• [Dataset extract]:
====
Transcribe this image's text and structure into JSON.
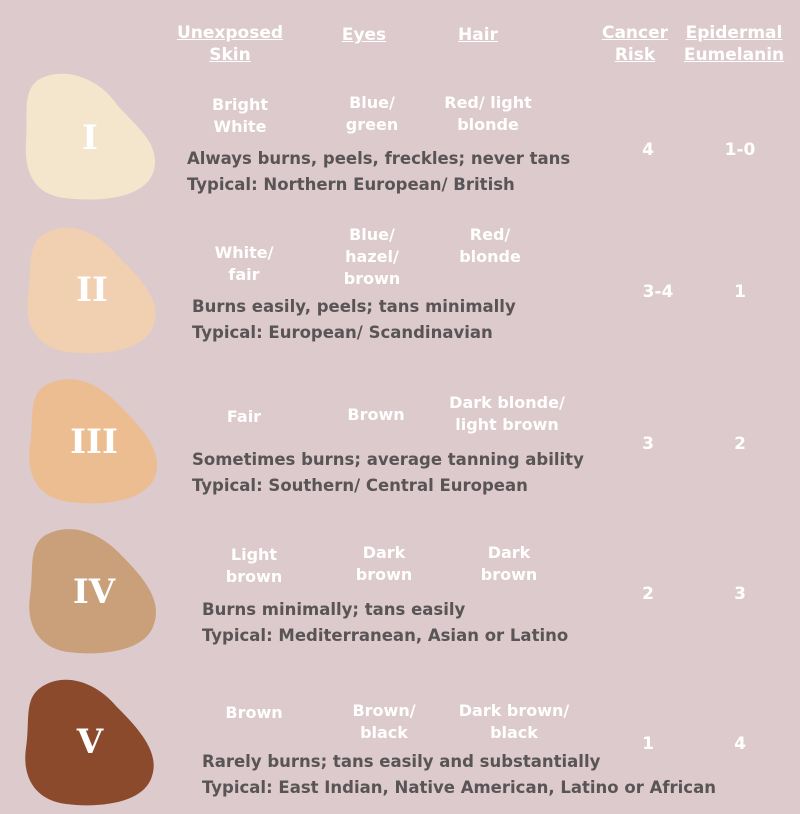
{
  "headers": {
    "skin": "Unexposed\nSkin",
    "eyes": "Eyes",
    "hair": "Hair",
    "cancer": "Cancer\nRisk",
    "eumelanin": "Epidermal\nEumelanin"
  },
  "types": [
    {
      "numeral": "I",
      "color": "#f3e6cd",
      "skin": "Bright\nWhite",
      "eyes": "Blue/\ngreen",
      "hair": "Red/ light\nblonde",
      "reaction": "Always burns, peels, freckles; never tans",
      "typical": "Typical: Northern European/ British",
      "cancer_risk": "4",
      "eumelanin": "1-0"
    },
    {
      "numeral": "II",
      "color": "#f1cfb1",
      "skin": "White/\nfair",
      "eyes": "Blue/\nhazel/\nbrown",
      "hair": "Red/\nblonde",
      "reaction": "Burns easily, peels; tans minimally",
      "typical": "Typical: European/ Scandinavian",
      "cancer_risk": "3-4",
      "eumelanin": "1"
    },
    {
      "numeral": "III",
      "color": "#ecbd90",
      "skin": "Fair",
      "eyes": "Brown",
      "hair": "Dark blonde/\nlight brown",
      "reaction": "Sometimes burns; average tanning ability",
      "typical": "Typical: Southern/ Central European",
      "cancer_risk": "3",
      "eumelanin": "2"
    },
    {
      "numeral": "IV",
      "color": "#c9a07a",
      "skin": "Light\nbrown",
      "eyes": "Dark\nbrown",
      "hair": "Dark\nbrown",
      "reaction": "Burns minimally; tans easily",
      "typical": "Typical: Mediterranean, Asian or Latino",
      "cancer_risk": "2",
      "eumelanin": "3"
    },
    {
      "numeral": "V",
      "color": "#8b4a2c",
      "skin": "Brown",
      "eyes": "Brown/\nblack",
      "hair": "Dark brown/\nblack",
      "reaction": "Rarely burns; tans easily and substantially",
      "typical": "Typical: East Indian, Native American, Latino or African",
      "cancer_risk": "1",
      "eumelanin": "4"
    }
  ]
}
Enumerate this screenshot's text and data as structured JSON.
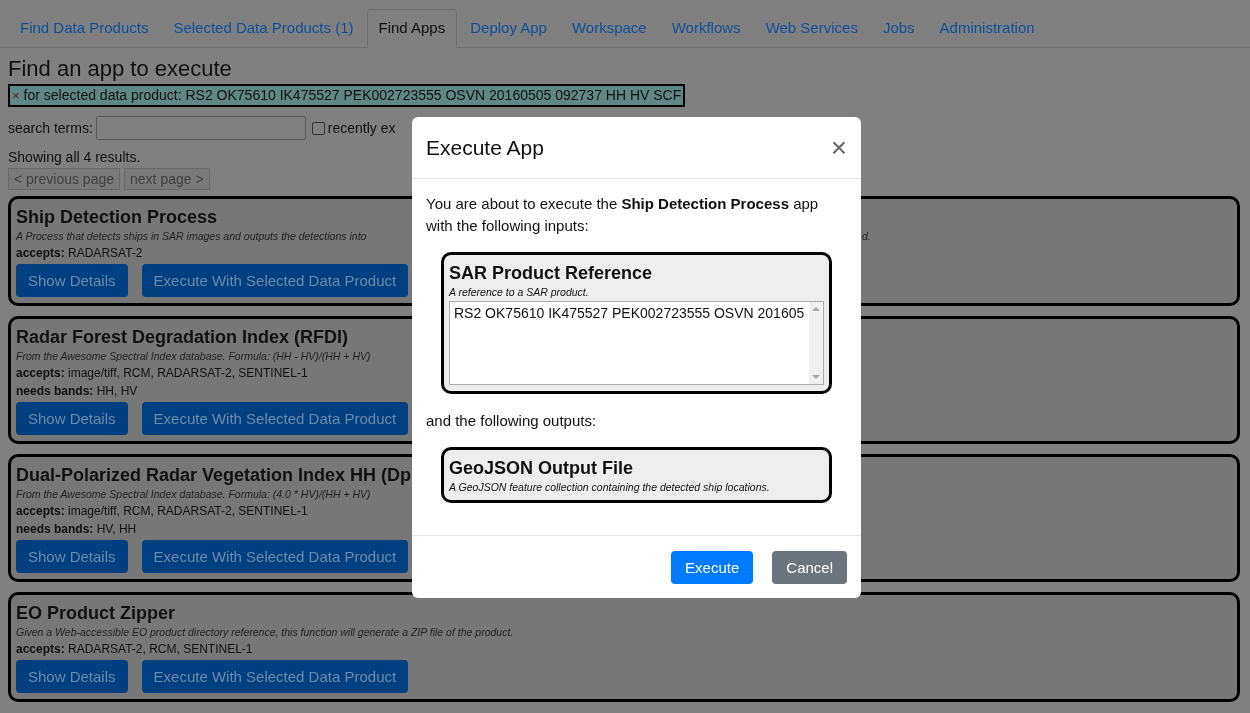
{
  "tabs": [
    {
      "label": "Find Data Products",
      "selected": false
    },
    {
      "label": "Selected Data Products (1)",
      "selected": false
    },
    {
      "label": "Find Apps",
      "selected": true
    },
    {
      "label": "Deploy App",
      "selected": false
    },
    {
      "label": "Workspace",
      "selected": false
    },
    {
      "label": "Workflows",
      "selected": false
    },
    {
      "label": "Web Services",
      "selected": false
    },
    {
      "label": "Jobs",
      "selected": false
    },
    {
      "label": "Administration",
      "selected": false
    }
  ],
  "heading": "Find an app to execute",
  "filter_banner": {
    "remove": "×",
    "text": "for selected data product: RS2 OK75610 IK475527 PEK002723555 OSVN 20160505 092737 HH HV SCF"
  },
  "search": {
    "label": "search terms:"
  },
  "recent_filter": {
    "label": "recently ex",
    "checked": false
  },
  "results_summary": "Showing all 4 results.",
  "pager": [
    {
      "label": "< previous page",
      "disabled": true
    },
    {
      "label": "next page >",
      "disabled": true
    }
  ],
  "apps": [
    {
      "title": "Ship Detection Process",
      "description": "A Process that detects ships in SAR images and outputs the detections into",
      "description_end": "d.",
      "accepts": "**accepts:** RADARSAT-2",
      "buttons": [
        "Show Details",
        "Execute With Selected Data Product"
      ]
    },
    {
      "title": "Radar Forest Degradation Index (RFDI)",
      "description": "From the Awesome Spectral Index database. Formula: (HH - HV)/(HH + HV)",
      "accepts": "**accepts:** image/tiff, RCM, RADARSAT-2, SENTINEL-1",
      "needs_bands": "**needs bands:** HH, HV",
      "buttons": [
        "Show Details",
        "Execute With Selected Data Product"
      ]
    },
    {
      "title": "Dual-Polarized Radar Vegetation Index HH (Dp",
      "description": "From the Awesome Spectral Index database. Formula: (4.0 * HV)/(HH + HV)",
      "accepts": "**accepts:** image/tiff, RCM, RADARSAT-2, SENTINEL-1",
      "needs_bands": "**needs bands:** HV, HH",
      "buttons": [
        "Show Details",
        "Execute With Selected Data Product"
      ]
    },
    {
      "title": "EO Product Zipper",
      "description": "Given a Web-accessible EO product directory reference, this function will generate a ZIP file of the product.",
      "accepts": "**accepts:** RADARSAT-2, RCM, SENTINEL-1",
      "buttons": [
        "Show Details",
        "Execute With Selected Data Product"
      ]
    }
  ],
  "modal": {
    "title": "Execute App",
    "close": "×",
    "intro": "You are about to execute the **Ship Detection Process** app with the following inputs:",
    "inputs": [
      {
        "title": "SAR Product Reference",
        "description": "A reference to a SAR product.",
        "value": "RS2 OK75610 IK475527 PEK002723555 OSVN 201605"
      }
    ],
    "outputs_intro": "and the following outputs:",
    "outputs": [
      {
        "title": "GeoJSON Output File",
        "description": "A GeoJSON feature collection containing the detected ship locations."
      }
    ],
    "buttons": [
      {
        "label": "Execute",
        "kind": "primary"
      },
      {
        "label": "Cancel",
        "kind": "secondary"
      }
    ]
  }
}
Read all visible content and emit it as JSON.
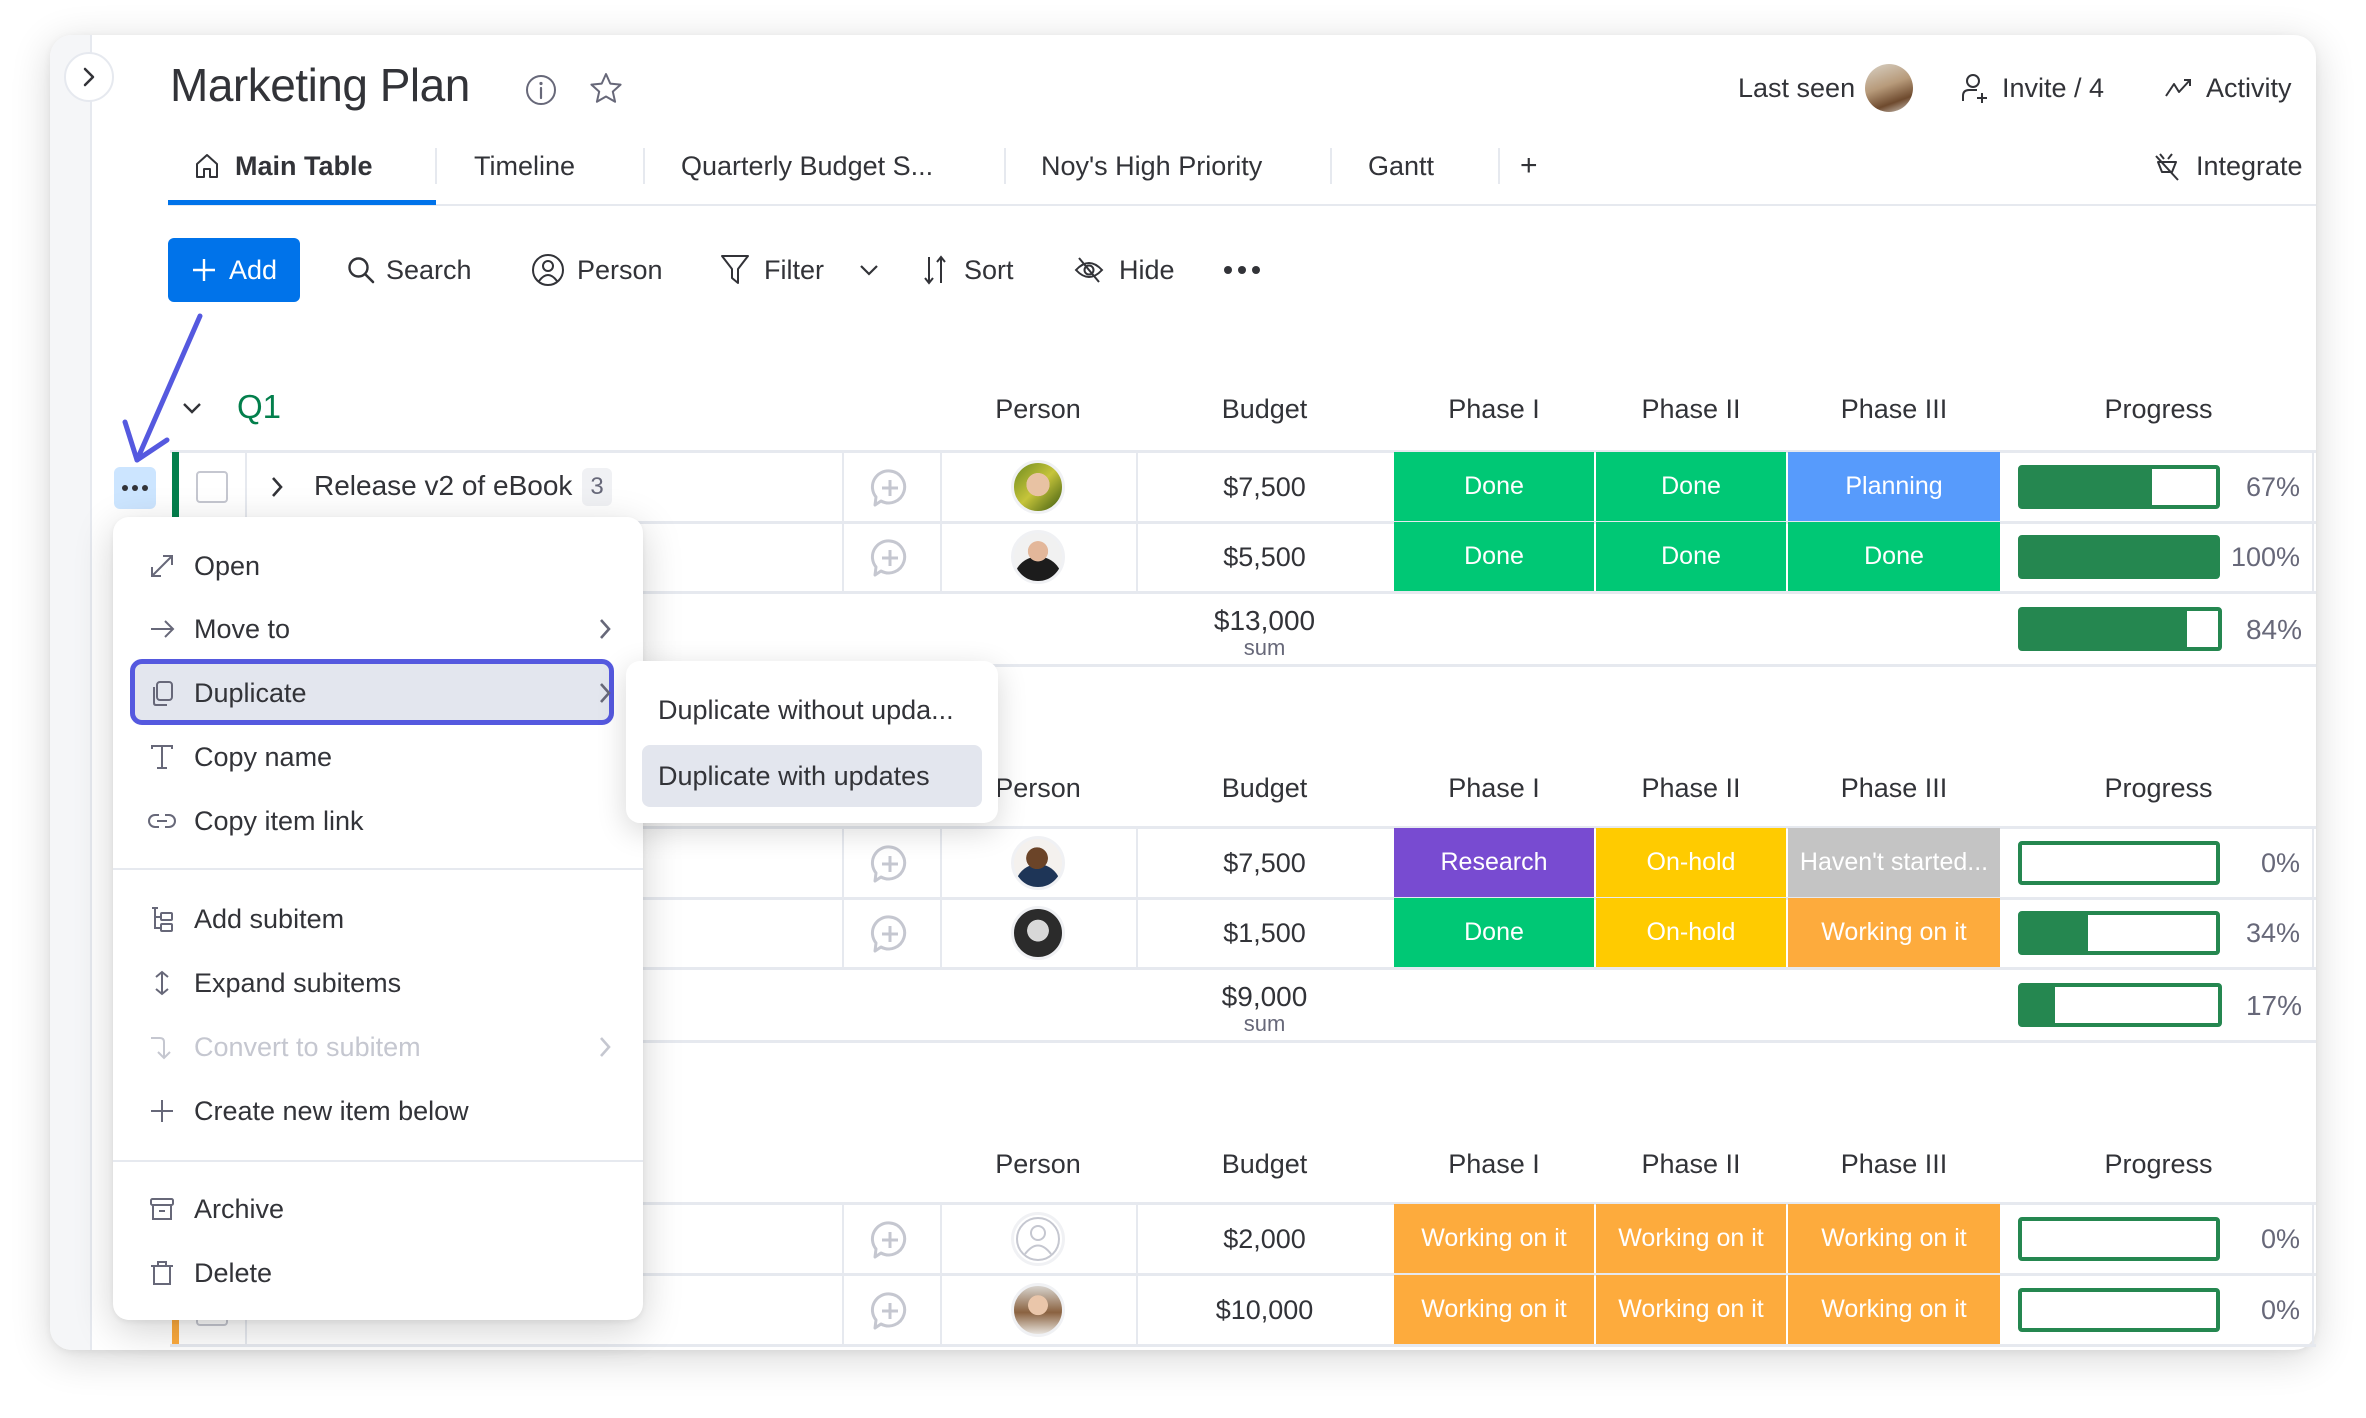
{
  "board": {
    "title": "Marketing Plan",
    "last_seen_label": "Last seen",
    "invite_label": "Invite / 4",
    "activity_label": "Activity",
    "integrate_label": "Integrate"
  },
  "tabs": [
    {
      "label": "Main Table",
      "active": true,
      "icon": "home-icon"
    },
    {
      "label": "Timeline"
    },
    {
      "label": "Quarterly Budget S..."
    },
    {
      "label": "Noy's High Priority"
    },
    {
      "label": "Gantt"
    },
    {
      "label": "+"
    }
  ],
  "toolbar": {
    "add_label": "Add",
    "search_label": "Search",
    "person_label": "Person",
    "filter_label": "Filter",
    "sort_label": "Sort",
    "hide_label": "Hide"
  },
  "columns": {
    "person": "Person",
    "budget": "Budget",
    "phase1": "Phase I",
    "phase2": "Phase II",
    "phase3": "Phase III",
    "progress": "Progress"
  },
  "status_colors": {
    "Done": "#00c875",
    "Planning": "#579bfc",
    "Research": "#784bd1",
    "On-hold": "#ffcb00",
    "Haven't started...": "#c4c4c4",
    "Working on it": "#fdab3d"
  },
  "groups": [
    {
      "name": "Q1",
      "color": "#037f4c",
      "rows": [
        {
          "name": "Release v2 of eBook",
          "subitems": "3",
          "person": "avatar-man-1",
          "budget": "$7,500",
          "phase1": "Done",
          "phase2": "Done",
          "phase3": "Planning",
          "progress": 67,
          "progress_label": "67%"
        },
        {
          "name": "",
          "person": "avatar-man-2",
          "budget": "$5,500",
          "phase1": "Done",
          "phase2": "Done",
          "phase3": "Done",
          "progress": 100,
          "progress_label": "100%"
        }
      ],
      "sum": {
        "budget": "$13,000",
        "budget_label": "sum",
        "progress": 84,
        "progress_label": "84%"
      }
    },
    {
      "name": "",
      "color": "",
      "rows": [
        {
          "name": "",
          "person": "avatar-man-3",
          "budget": "$7,500",
          "phase1": "Research",
          "phase2": "On-hold",
          "phase3": "Haven't started...",
          "progress": 0,
          "progress_label": "0%"
        },
        {
          "name": "",
          "person": "avatar-woman-1",
          "budget": "$1,500",
          "phase1": "Done",
          "phase2": "On-hold",
          "phase3": "Working on it",
          "progress": 34,
          "progress_label": "34%"
        }
      ],
      "sum": {
        "budget": "$9,000",
        "budget_label": "sum",
        "progress": 17,
        "progress_label": "17%"
      }
    },
    {
      "name": "",
      "color": "#fdab3d",
      "rows": [
        {
          "name": "",
          "person": "avatar-empty",
          "budget": "$2,000",
          "phase1": "Working on it",
          "phase2": "Working on it",
          "phase3": "Working on it",
          "progress": 0,
          "progress_label": "0%"
        },
        {
          "name": "",
          "person": "avatar-woman-2",
          "budget": "$10,000",
          "phase1": "Working on it",
          "phase2": "Working on it",
          "phase3": "Working on it",
          "progress": 0,
          "progress_label": "0%"
        }
      ]
    }
  ],
  "context_menu": {
    "items": [
      {
        "label": "Open",
        "icon": "open-expand-icon"
      },
      {
        "label": "Move to",
        "icon": "arrow-right-icon",
        "submenu": true
      },
      {
        "label": "Duplicate",
        "icon": "duplicate-icon",
        "submenu": true,
        "highlighted": true
      },
      {
        "label": "Copy name",
        "icon": "text-icon"
      },
      {
        "label": "Copy item link",
        "icon": "link-icon"
      },
      {
        "label": "Add subitem",
        "icon": "subitem-icon"
      },
      {
        "label": "Expand subitems",
        "icon": "expand-vertical-icon"
      },
      {
        "label": "Convert to subitem",
        "icon": "convert-icon",
        "submenu": true,
        "disabled": true
      },
      {
        "label": "Create new item below",
        "icon": "plus-icon"
      },
      {
        "label": "Archive",
        "icon": "archive-icon"
      },
      {
        "label": "Delete",
        "icon": "trash-icon"
      }
    ]
  },
  "duplicate_submenu": {
    "items": [
      {
        "label": "Duplicate without upda..."
      },
      {
        "label": "Duplicate with updates",
        "hovered": true
      }
    ]
  },
  "annotation": {
    "arrow_color": "#5559df"
  }
}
====
• [Brief]: Report how many lines of the listing above include the word "avatar". Say nothing but the number.

• [Solution to the problem]: 6